#### Written request
Copy out each line of the material in which the word "собрания" appears.

------------------------------------------------------------------------

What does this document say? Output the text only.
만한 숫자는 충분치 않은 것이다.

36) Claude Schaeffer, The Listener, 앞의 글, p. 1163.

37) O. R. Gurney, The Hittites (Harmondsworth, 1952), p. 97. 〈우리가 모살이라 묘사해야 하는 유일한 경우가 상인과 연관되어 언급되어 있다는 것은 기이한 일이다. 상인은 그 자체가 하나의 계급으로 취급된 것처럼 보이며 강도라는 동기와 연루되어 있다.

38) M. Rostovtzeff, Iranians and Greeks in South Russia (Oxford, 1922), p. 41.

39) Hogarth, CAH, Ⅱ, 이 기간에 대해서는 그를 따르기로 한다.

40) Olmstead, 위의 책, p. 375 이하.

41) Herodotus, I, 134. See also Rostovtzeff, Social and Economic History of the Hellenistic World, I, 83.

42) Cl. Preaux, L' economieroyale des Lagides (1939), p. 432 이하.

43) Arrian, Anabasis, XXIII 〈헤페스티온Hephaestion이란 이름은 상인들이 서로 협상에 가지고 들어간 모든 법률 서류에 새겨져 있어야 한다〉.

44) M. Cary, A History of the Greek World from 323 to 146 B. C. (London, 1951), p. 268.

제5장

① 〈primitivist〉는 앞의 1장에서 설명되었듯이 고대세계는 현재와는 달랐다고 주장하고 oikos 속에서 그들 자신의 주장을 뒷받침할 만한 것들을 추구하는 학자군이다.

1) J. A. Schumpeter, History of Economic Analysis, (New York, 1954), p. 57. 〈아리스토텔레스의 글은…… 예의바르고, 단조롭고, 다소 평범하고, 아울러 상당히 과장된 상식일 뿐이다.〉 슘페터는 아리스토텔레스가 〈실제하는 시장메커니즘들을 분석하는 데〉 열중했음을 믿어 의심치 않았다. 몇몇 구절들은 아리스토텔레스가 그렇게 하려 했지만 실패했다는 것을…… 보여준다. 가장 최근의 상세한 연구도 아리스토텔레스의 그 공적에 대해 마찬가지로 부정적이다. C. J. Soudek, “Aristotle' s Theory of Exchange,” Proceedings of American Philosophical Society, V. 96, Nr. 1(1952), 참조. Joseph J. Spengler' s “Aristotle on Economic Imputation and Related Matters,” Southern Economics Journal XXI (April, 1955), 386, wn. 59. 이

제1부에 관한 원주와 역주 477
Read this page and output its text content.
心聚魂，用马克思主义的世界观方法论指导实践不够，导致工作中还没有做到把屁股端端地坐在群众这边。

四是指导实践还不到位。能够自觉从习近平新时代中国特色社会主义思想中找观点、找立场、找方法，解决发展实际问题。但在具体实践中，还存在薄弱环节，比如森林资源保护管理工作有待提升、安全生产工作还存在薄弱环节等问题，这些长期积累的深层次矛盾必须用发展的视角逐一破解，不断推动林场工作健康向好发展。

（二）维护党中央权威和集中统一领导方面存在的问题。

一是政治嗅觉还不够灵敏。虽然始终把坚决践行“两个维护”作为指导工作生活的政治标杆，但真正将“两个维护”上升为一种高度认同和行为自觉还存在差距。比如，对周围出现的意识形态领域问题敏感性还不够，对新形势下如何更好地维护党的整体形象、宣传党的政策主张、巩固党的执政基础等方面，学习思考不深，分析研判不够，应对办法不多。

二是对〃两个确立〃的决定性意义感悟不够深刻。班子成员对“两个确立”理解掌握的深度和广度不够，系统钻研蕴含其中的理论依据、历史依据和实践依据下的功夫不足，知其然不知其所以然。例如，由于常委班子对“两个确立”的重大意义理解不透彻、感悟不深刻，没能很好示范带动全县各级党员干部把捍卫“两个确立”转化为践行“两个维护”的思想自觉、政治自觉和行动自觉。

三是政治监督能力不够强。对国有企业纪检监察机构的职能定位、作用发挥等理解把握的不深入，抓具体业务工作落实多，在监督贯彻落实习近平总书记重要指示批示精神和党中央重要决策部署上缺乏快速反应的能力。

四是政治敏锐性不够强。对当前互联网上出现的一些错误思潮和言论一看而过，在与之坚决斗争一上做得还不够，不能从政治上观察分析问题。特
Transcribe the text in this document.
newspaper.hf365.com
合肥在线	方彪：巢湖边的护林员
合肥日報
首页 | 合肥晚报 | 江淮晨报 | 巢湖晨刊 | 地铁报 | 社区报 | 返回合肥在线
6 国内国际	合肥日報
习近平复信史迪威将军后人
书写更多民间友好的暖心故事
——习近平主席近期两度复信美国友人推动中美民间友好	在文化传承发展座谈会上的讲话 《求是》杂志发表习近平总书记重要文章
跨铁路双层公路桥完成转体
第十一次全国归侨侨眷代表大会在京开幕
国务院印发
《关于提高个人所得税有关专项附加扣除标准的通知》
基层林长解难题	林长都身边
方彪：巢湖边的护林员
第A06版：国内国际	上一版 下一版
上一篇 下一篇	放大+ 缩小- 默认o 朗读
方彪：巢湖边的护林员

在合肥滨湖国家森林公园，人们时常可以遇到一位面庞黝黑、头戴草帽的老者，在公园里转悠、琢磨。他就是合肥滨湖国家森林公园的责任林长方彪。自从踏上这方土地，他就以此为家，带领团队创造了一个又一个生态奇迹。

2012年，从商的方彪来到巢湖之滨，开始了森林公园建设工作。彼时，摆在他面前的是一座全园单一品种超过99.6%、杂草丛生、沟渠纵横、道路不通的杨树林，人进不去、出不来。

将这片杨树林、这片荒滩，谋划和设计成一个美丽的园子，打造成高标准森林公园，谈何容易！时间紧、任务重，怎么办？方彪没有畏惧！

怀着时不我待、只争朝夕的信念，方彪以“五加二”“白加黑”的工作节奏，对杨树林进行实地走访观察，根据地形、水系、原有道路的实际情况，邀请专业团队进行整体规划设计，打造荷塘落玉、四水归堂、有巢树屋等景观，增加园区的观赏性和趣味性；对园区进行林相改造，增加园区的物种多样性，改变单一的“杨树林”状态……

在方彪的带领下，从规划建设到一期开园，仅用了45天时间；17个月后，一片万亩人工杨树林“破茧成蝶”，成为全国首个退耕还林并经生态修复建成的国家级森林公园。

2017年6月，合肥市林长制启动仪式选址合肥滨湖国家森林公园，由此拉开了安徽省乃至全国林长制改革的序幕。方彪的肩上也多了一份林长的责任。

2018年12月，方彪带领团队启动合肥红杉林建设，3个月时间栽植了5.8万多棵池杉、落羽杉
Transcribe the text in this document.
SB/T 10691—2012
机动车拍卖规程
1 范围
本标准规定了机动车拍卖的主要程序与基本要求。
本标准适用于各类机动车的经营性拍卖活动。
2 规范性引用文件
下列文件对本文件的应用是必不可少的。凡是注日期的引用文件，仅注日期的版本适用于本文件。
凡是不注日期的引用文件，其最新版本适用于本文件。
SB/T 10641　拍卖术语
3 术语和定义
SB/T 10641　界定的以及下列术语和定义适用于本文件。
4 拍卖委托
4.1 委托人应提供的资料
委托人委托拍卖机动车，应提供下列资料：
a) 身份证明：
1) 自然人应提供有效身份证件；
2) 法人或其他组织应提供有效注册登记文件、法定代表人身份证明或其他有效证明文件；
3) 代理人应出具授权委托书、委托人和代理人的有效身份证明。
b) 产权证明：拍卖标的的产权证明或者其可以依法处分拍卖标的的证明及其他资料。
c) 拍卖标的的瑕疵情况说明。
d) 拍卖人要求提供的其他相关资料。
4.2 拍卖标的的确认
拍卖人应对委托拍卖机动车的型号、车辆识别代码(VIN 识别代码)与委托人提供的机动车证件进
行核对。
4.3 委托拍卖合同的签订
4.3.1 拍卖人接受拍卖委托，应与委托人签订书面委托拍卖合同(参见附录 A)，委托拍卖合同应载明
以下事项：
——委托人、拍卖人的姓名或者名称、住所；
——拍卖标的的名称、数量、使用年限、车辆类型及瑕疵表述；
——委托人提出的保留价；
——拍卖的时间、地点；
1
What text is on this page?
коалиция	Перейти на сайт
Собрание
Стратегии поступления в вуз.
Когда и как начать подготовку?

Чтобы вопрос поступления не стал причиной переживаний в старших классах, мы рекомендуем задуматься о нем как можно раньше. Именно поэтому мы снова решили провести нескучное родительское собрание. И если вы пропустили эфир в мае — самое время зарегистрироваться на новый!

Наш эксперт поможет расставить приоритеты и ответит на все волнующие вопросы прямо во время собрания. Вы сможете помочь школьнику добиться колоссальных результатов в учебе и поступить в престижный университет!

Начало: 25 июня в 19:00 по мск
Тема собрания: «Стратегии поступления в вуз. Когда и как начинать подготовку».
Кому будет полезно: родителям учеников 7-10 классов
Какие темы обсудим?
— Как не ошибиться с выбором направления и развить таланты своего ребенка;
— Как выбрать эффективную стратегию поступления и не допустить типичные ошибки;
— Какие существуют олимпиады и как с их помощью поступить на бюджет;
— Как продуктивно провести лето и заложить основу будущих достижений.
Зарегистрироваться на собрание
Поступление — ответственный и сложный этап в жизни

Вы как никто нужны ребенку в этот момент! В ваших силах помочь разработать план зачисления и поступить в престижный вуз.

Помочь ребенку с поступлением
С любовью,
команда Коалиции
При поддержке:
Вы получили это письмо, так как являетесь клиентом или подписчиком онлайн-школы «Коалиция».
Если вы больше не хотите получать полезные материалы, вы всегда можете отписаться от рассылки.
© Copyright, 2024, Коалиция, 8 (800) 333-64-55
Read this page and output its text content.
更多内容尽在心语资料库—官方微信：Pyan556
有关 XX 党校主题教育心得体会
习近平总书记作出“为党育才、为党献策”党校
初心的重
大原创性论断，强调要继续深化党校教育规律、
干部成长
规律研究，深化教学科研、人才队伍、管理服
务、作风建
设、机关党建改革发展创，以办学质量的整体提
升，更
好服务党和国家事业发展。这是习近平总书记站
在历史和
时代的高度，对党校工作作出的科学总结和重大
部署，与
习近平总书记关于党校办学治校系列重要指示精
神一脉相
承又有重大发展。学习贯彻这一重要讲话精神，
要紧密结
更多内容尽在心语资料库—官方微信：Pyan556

------------------------------------------------------------------------

#### Solution for this problem
Наш эксперт поможет расставить приоритеты и ответит на все волнующие вопросы прямо во время собрания. Вы сможете помочь школьнику добиться колоссальных результатов в учебе и поступить в престижный университет!
Тема собрания: «Стратегии поступления в вуз. Когда и как начинать подготовку».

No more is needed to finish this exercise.